* _Given instruction_: Go through the data and copy every line exactly, but not the images.
[start of Records for this exercise]
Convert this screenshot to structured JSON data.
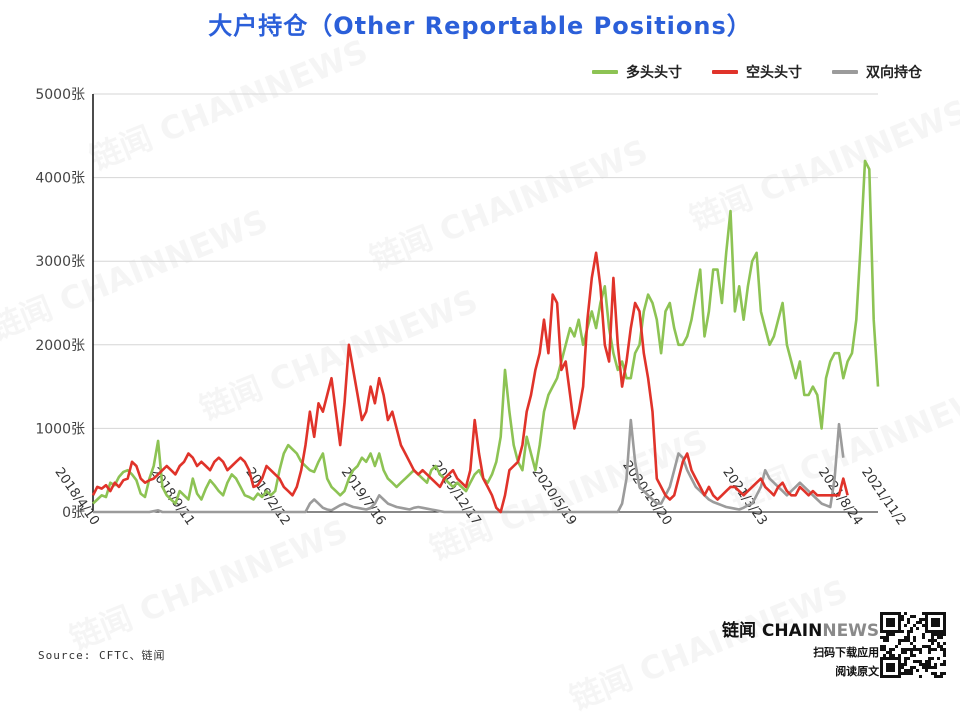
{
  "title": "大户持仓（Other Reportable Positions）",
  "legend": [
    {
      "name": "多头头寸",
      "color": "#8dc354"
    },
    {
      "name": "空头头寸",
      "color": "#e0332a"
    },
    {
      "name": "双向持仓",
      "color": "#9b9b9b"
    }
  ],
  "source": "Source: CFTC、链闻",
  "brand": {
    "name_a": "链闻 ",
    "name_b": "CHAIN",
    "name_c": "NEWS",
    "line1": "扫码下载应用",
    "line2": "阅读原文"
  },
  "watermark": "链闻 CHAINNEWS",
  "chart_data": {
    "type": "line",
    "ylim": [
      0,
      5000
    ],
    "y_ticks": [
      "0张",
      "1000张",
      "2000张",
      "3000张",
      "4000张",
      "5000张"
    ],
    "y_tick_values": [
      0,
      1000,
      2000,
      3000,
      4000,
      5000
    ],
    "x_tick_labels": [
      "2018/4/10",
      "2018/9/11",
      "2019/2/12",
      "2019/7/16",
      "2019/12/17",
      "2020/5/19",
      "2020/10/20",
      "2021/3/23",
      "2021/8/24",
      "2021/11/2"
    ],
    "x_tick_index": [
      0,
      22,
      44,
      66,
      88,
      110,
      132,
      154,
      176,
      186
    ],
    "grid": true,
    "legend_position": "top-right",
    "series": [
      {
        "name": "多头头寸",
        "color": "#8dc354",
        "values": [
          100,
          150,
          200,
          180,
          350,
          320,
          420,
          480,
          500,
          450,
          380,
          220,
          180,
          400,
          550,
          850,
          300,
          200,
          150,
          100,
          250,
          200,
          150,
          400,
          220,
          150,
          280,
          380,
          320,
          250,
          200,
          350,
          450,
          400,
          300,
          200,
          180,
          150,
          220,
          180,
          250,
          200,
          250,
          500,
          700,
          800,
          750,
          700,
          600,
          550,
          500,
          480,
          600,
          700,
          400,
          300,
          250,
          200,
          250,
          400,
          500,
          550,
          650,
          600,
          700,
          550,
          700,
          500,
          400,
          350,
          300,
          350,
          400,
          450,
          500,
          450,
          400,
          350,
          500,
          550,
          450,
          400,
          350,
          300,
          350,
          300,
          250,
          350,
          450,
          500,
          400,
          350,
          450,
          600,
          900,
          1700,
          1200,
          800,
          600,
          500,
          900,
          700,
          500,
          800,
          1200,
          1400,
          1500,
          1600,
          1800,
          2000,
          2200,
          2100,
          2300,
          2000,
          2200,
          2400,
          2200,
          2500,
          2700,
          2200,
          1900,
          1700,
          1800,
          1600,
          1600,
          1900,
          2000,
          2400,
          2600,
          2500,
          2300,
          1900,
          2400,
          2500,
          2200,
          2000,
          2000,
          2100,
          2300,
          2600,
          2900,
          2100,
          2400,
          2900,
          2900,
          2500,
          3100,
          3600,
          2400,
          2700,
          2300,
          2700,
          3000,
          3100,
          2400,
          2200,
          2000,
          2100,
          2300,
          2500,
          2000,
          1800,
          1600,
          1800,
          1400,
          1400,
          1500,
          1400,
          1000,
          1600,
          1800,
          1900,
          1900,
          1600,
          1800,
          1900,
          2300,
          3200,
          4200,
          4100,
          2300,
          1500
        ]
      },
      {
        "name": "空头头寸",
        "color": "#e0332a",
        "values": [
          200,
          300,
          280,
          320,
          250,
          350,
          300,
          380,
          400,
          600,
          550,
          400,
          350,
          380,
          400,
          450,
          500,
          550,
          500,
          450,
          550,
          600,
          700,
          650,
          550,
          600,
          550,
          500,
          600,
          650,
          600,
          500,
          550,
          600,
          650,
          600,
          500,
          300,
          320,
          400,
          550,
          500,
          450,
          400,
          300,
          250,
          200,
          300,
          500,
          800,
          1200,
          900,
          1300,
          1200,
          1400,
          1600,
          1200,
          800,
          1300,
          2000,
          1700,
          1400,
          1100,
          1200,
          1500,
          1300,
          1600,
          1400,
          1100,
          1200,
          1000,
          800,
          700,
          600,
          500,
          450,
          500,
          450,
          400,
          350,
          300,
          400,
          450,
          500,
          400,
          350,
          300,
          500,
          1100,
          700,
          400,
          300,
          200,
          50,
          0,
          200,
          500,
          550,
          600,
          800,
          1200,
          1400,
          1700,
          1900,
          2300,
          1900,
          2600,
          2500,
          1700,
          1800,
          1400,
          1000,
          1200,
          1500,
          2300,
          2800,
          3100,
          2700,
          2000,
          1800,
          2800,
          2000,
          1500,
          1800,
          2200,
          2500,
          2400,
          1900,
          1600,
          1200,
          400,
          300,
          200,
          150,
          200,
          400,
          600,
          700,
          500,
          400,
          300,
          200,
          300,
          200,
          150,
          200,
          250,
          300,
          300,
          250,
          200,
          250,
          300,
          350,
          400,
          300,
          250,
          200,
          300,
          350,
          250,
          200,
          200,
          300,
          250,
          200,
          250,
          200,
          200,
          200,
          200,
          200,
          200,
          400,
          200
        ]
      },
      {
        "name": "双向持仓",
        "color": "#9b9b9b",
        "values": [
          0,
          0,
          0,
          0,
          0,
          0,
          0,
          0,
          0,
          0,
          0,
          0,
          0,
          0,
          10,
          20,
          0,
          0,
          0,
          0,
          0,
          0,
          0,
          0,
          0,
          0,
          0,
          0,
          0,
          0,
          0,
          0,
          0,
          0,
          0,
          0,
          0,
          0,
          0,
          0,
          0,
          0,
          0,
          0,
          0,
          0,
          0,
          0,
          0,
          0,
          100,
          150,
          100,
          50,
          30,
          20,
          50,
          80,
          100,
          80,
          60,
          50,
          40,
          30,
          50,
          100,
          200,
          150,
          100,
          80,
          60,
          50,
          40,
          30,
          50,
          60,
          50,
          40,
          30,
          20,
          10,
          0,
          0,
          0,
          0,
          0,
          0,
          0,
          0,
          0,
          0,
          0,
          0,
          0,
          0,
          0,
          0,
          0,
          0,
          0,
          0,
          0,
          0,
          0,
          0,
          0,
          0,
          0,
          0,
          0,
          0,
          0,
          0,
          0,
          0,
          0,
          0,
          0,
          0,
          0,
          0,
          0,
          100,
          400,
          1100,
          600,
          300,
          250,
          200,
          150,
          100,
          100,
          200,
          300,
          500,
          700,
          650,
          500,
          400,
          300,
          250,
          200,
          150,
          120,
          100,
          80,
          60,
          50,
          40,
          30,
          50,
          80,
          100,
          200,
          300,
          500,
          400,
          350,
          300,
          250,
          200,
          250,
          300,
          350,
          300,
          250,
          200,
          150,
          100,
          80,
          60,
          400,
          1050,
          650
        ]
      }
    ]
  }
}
[end of Records for this exercise]
* _Solution to this exercise_:
Convert this screenshot to structured JSON data.
{
  "title": "大户持仓（Other Reportable Positions）",
  "legend": [
    {
      "name": "多头头寸",
      "color": "#8dc354"
    },
    {
      "name": "空头头寸",
      "color": "#e0332a"
    },
    {
      "name": "双向持仓",
      "color": "#9b9b9b"
    }
  ],
  "source": "Source: CFTC、链闻",
  "brand": {
    "name_a": "链闻 ",
    "name_b": "CHAIN",
    "name_c": "NEWS",
    "line1": "扫码下载应用",
    "line2": "阅读原文"
  },
  "watermark": "链闻 CHAINNEWS",
  "chart_data": {
    "type": "line",
    "ylim": [
      0,
      5000
    ],
    "y_ticks": [
      "0张",
      "1000张",
      "2000张",
      "3000张",
      "4000张",
      "5000张"
    ],
    "y_tick_values": [
      0,
      1000,
      2000,
      3000,
      4000,
      5000
    ],
    "x_tick_labels": [
      "2018/4/10",
      "2018/9/11",
      "2019/2/12",
      "2019/7/16",
      "2019/12/17",
      "2020/5/19",
      "2020/10/20",
      "2021/3/23",
      "2021/8/24",
      "2021/11/2"
    ],
    "x_tick_index": [
      0,
      22,
      44,
      66,
      88,
      110,
      132,
      154,
      176,
      186
    ],
    "grid": true,
    "legend_position": "top-right",
    "series": [
      {
        "name": "多头头寸",
        "color": "#8dc354",
        "values": [
          100,
          150,
          200,
          180,
          350,
          320,
          420,
          480,
          500,
          450,
          380,
          220,
          180,
          400,
          550,
          850,
          300,
          200,
          150,
          100,
          250,
          200,
          150,
          400,
          220,
          150,
          280,
          380,
          320,
          250,
          200,
          350,
          450,
          400,
          300,
          200,
          180,
          150,
          220,
          180,
          250,
          200,
          250,
          500,
          700,
          800,
          750,
          700,
          600,
          550,
          500,
          480,
          600,
          700,
          400,
          300,
          250,
          200,
          250,
          400,
          500,
          550,
          650,
          600,
          700,
          550,
          700,
          500,
          400,
          350,
          300,
          350,
          400,
          450,
          500,
          450,
          400,
          350,
          500,
          550,
          450,
          400,
          350,
          300,
          350,
          300,
          250,
          350,
          450,
          500,
          400,
          350,
          450,
          600,
          900,
          1700,
          1200,
          800,
          600,
          500,
          900,
          700,
          500,
          800,
          1200,
          1400,
          1500,
          1600,
          1800,
          2000,
          2200,
          2100,
          2300,
          2000,
          2200,
          2400,
          2200,
          2500,
          2700,
          2200,
          1900,
          1700,
          1800,
          1600,
          1600,
          1900,
          2000,
          2400,
          2600,
          2500,
          2300,
          1900,
          2400,
          2500,
          2200,
          2000,
          2000,
          2100,
          2300,
          2600,
          2900,
          2100,
          2400,
          2900,
          2900,
          2500,
          3100,
          3600,
          2400,
          2700,
          2300,
          2700,
          3000,
          3100,
          2400,
          2200,
          2000,
          2100,
          2300,
          2500,
          2000,
          1800,
          1600,
          1800,
          1400,
          1400,
          1500,
          1400,
          1000,
          1600,
          1800,
          1900,
          1900,
          1600,
          1800,
          1900,
          2300,
          3200,
          4200,
          4100,
          2300,
          1500
        ]
      },
      {
        "name": "空头头寸",
        "color": "#e0332a",
        "values": [
          200,
          300,
          280,
          320,
          250,
          350,
          300,
          380,
          400,
          600,
          550,
          400,
          350,
          380,
          400,
          450,
          500,
          550,
          500,
          450,
          550,
          600,
          700,
          650,
          550,
          600,
          550,
          500,
          600,
          650,
          600,
          500,
          550,
          600,
          650,
          600,
          500,
          300,
          320,
          400,
          550,
          500,
          450,
          400,
          300,
          250,
          200,
          300,
          500,
          800,
          1200,
          900,
          1300,
          1200,
          1400,
          1600,
          1200,
          800,
          1300,
          2000,
          1700,
          1400,
          1100,
          1200,
          1500,
          1300,
          1600,
          1400,
          1100,
          1200,
          1000,
          800,
          700,
          600,
          500,
          450,
          500,
          450,
          400,
          350,
          300,
          400,
          450,
          500,
          400,
          350,
          300,
          500,
          1100,
          700,
          400,
          300,
          200,
          50,
          0,
          200,
          500,
          550,
          600,
          800,
          1200,
          1400,
          1700,
          1900,
          2300,
          1900,
          2600,
          2500,
          1700,
          1800,
          1400,
          1000,
          1200,
          1500,
          2300,
          2800,
          3100,
          2700,
          2000,
          1800,
          2800,
          2000,
          1500,
          1800,
          2200,
          2500,
          2400,
          1900,
          1600,
          1200,
          400,
          300,
          200,
          150,
          200,
          400,
          600,
          700,
          500,
          400,
          300,
          200,
          300,
          200,
          150,
          200,
          250,
          300,
          300,
          250,
          200,
          250,
          300,
          350,
          400,
          300,
          250,
          200,
          300,
          350,
          250,
          200,
          200,
          300,
          250,
          200,
          250,
          200,
          200,
          200,
          200,
          200,
          200,
          400,
          200
        ]
      },
      {
        "name": "双向持仓",
        "color": "#9b9b9b",
        "values": [
          0,
          0,
          0,
          0,
          0,
          0,
          0,
          0,
          0,
          0,
          0,
          0,
          0,
          0,
          10,
          20,
          0,
          0,
          0,
          0,
          0,
          0,
          0,
          0,
          0,
          0,
          0,
          0,
          0,
          0,
          0,
          0,
          0,
          0,
          0,
          0,
          0,
          0,
          0,
          0,
          0,
          0,
          0,
          0,
          0,
          0,
          0,
          0,
          0,
          0,
          100,
          150,
          100,
          50,
          30,
          20,
          50,
          80,
          100,
          80,
          60,
          50,
          40,
          30,
          50,
          100,
          200,
          150,
          100,
          80,
          60,
          50,
          40,
          30,
          50,
          60,
          50,
          40,
          30,
          20,
          10,
          0,
          0,
          0,
          0,
          0,
          0,
          0,
          0,
          0,
          0,
          0,
          0,
          0,
          0,
          0,
          0,
          0,
          0,
          0,
          0,
          0,
          0,
          0,
          0,
          0,
          0,
          0,
          0,
          0,
          0,
          0,
          0,
          0,
          0,
          0,
          0,
          0,
          0,
          0,
          0,
          0,
          100,
          400,
          1100,
          600,
          300,
          250,
          200,
          150,
          100,
          100,
          200,
          300,
          500,
          700,
          650,
          500,
          400,
          300,
          250,
          200,
          150,
          120,
          100,
          80,
          60,
          50,
          40,
          30,
          50,
          80,
          100,
          200,
          300,
          500,
          400,
          350,
          300,
          250,
          200,
          250,
          300,
          350,
          300,
          250,
          200,
          150,
          100,
          80,
          60,
          400,
          1050,
          650
        ]
      }
    ]
  }
}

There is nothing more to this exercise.